#### [The task]
Look for the word "СМИС" in the entries below, then copy every line that has it.

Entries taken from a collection
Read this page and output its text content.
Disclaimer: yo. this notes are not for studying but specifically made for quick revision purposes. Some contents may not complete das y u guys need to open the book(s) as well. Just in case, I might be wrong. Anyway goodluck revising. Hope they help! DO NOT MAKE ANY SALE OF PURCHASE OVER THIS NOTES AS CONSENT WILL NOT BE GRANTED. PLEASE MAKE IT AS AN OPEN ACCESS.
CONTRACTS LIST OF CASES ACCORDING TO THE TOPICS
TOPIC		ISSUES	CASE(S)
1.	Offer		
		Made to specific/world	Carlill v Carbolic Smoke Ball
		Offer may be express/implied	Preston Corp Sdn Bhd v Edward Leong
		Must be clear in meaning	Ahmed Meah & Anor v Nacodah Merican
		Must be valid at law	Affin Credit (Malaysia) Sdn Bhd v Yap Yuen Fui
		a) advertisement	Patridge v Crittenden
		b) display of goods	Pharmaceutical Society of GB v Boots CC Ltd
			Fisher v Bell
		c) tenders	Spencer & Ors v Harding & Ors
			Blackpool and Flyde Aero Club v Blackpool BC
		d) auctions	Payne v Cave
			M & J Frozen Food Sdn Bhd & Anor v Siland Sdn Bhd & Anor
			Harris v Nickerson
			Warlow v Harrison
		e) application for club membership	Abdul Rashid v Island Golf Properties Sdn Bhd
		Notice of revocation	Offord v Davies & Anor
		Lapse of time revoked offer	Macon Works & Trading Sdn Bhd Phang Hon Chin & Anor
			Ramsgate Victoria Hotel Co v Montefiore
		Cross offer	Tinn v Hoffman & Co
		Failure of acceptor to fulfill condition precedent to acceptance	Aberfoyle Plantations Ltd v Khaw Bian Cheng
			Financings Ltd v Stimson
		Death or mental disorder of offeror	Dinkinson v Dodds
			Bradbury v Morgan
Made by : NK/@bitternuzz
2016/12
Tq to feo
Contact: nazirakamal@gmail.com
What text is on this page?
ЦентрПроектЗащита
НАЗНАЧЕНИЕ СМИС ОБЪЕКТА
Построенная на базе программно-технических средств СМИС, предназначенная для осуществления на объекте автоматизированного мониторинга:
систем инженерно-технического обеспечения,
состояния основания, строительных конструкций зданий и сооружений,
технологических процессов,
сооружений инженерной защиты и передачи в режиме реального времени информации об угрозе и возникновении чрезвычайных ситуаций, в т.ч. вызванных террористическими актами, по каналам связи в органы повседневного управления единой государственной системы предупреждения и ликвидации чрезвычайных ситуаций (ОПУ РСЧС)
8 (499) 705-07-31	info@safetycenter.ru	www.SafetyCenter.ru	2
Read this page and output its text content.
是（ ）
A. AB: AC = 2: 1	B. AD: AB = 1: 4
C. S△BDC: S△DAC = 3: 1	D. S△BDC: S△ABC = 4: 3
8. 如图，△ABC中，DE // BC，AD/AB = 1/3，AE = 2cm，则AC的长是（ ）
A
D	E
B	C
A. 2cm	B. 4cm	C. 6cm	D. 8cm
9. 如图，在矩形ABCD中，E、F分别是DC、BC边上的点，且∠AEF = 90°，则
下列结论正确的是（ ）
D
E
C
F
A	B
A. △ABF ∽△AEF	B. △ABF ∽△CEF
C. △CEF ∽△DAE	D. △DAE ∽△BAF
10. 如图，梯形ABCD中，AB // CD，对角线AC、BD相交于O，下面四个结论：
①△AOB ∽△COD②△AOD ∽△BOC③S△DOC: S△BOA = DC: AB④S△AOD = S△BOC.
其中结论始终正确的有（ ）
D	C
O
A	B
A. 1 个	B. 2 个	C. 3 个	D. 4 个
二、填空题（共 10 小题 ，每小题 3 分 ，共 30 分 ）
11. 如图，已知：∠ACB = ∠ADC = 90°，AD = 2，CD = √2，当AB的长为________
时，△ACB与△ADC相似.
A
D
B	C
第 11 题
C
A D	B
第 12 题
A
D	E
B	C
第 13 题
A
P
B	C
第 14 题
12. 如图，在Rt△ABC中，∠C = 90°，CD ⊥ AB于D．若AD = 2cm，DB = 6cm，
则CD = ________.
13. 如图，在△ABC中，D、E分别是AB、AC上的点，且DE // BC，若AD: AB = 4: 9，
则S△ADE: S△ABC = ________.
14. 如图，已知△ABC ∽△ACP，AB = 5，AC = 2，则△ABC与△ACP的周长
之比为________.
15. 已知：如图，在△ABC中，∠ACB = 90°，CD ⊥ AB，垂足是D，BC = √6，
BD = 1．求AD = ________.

#### [Task result]
НАЗНАЧЕНИЕ СМИС ОБЪЕКТА
Построенная на базе программно-технических средств СМИС, предназначенная для осуществления на объекте автоматизированного мониторинга:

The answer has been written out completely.